PROBLEM DESCRIPTION>
In the blog post below about COVID vaccine registration, which vaccination phase is Fairfax County in?

PASSAGE FOR REVIEW>
-=-=-

Post #990: Vaccine registration should not be this confusing

Posted on February 2, 2021

I just want to clarify a few things about registering to get the COVID vaccine, here in Fairfax County.  I did manage to register today.  I think.

And they sent me a text to confirm.  It said:

This is an automated message.  Please do not respond.  Reply with YES to confirm receipt.

That delightfully ambiguous message was of-a-piece with the rest of it.

Anyway, Fairfax County is now on phase 1b of vaccination.  That’s critical workers (police, teachers, grocery, mail, and so on), those age 65+, and those with health conditions putting them at risk of severe COVID.  You can find the full, detailed list at that “What is Happening” link on this web page.  It’ll probably be some months before they get through persons qualifying under 1b.

Why the confusion?  As it turns out:

  1. I thought I had registered in early January, but I hadn’t.

-=-=-

GIVEN RECORDS>

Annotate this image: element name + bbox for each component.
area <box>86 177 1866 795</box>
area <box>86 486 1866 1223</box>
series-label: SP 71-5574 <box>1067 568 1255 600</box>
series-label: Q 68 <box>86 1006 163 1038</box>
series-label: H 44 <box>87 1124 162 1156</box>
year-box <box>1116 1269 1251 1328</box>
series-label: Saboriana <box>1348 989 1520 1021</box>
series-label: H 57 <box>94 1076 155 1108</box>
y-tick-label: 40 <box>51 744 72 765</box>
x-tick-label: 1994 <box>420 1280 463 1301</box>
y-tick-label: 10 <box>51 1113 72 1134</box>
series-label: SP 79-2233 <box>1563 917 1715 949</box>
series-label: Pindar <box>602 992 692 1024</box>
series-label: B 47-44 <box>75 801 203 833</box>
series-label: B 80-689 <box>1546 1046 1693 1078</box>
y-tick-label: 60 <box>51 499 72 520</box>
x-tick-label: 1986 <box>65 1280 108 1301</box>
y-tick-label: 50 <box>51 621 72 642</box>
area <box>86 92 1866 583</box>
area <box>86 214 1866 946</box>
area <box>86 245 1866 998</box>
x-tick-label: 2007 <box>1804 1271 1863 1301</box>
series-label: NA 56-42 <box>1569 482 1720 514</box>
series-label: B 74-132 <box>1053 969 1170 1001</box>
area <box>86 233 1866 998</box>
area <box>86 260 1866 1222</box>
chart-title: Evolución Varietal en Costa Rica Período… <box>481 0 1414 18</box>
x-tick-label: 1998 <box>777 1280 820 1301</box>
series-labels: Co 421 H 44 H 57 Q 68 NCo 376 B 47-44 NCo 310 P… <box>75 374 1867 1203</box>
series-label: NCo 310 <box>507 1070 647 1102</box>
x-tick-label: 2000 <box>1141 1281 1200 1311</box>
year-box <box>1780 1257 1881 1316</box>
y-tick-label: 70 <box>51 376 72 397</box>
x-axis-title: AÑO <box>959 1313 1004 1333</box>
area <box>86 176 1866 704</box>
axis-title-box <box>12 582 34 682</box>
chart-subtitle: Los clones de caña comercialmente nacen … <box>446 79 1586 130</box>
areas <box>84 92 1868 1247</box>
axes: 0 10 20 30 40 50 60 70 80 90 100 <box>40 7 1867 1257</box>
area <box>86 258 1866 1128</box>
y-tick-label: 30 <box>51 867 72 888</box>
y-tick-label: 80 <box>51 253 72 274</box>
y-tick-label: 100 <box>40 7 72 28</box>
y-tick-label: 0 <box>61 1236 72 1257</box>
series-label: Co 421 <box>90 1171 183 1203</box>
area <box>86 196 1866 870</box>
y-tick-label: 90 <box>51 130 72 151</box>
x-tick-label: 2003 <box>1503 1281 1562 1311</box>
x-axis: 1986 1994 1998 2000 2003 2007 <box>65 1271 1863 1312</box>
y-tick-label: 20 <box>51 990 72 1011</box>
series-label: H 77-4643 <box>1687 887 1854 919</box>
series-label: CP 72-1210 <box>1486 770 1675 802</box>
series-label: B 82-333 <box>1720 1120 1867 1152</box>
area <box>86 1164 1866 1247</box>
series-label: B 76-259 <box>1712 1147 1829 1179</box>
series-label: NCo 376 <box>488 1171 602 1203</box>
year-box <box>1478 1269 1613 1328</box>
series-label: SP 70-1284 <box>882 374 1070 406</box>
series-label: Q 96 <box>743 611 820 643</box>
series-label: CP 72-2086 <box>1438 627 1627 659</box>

-=-=-

WORKED SOLUTION>
Phase 1b